What to do
Look through the listing and locate every line containing the word "correctement"; copy those lines.

[Start of Data section]

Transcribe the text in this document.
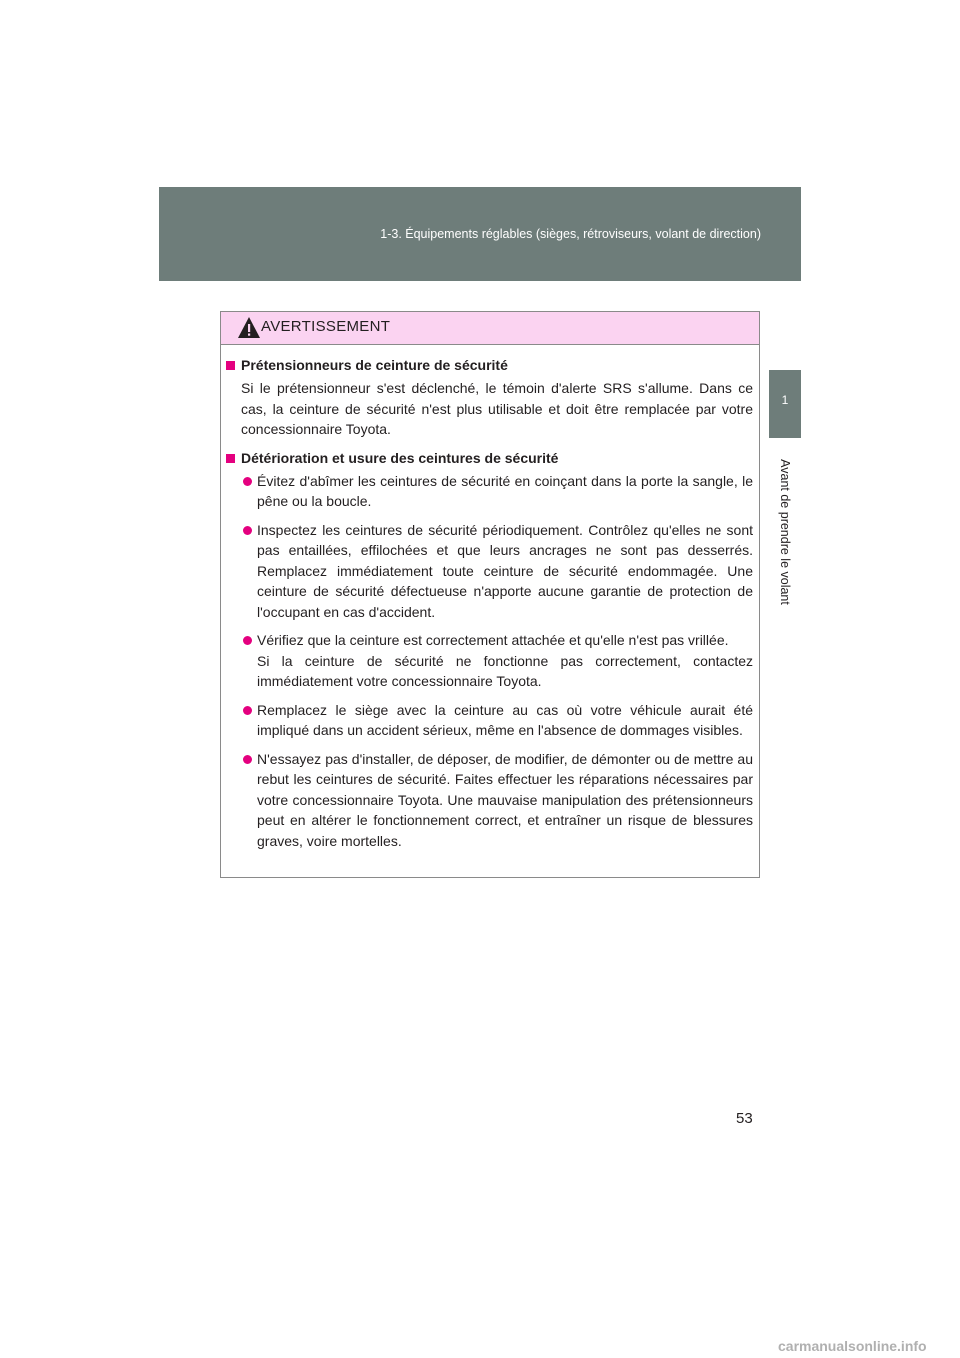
1-3. Équipements réglables (sièges, rétroviseurs, volant de direction)
1
Avant de prendre le volant
AVERTISSEMENT
Prétensionneurs de ceinture de sécurité

Si le prétensionneur s'est déclenché, le témoin d'alerte SRS s'allume. Dans ce cas, la ceinture de sécurité n'est plus utilisable et doit être remplacée par votre concessionnaire Toyota.

Détérioration et usure des ceintures de sécurité
Évitez d'abîmer les ceintures de sécurité en coinçant dans la porte la sangle, le pêne ou la boucle.
Inspectez les ceintures de sécurité périodiquement. Contrôlez qu'elles ne sont pas entaillées, effilochées et que leurs ancrages ne sont pas desserrés. Remplacez immédiatement toute ceinture de sécurité endommagée. Une ceinture de sécurité défectueuse n'apporte aucune garantie de protection de l'occupant en cas d'accident.
Vérifiez que la ceinture est correctement attachée et qu'elle n'est pas vrillée.
Si la ceinture de sécurité ne fonctionne pas correctement, contactez immédiatement votre concessionnaire Toyota.
Remplacez le siège avec la ceinture au cas où votre véhicule aurait été impliqué dans un accident sérieux, même en l'absence de dommages visibles.
N'essayez pas d'installer, de déposer, de modifier, de démonter ou de mettre au rebut les ceintures de sécurité. Faites effectuer les réparations nécessaires par votre concessionnaire Toyota. Une mauvaise manipulation des prétensionneurs peut en altérer le fonctionnement correct, et entraîner un risque de blessures graves, voire mortelles.
53
carmanualsonline.info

[End of Data section]

Task output
Vérifiez que la ceinture est correctement attachée et qu'elle n'est pas vrillée.
Si la ceinture de sécurité ne fonctionne pas correctement, contactez immédiatement votre concessionnaire Toyota.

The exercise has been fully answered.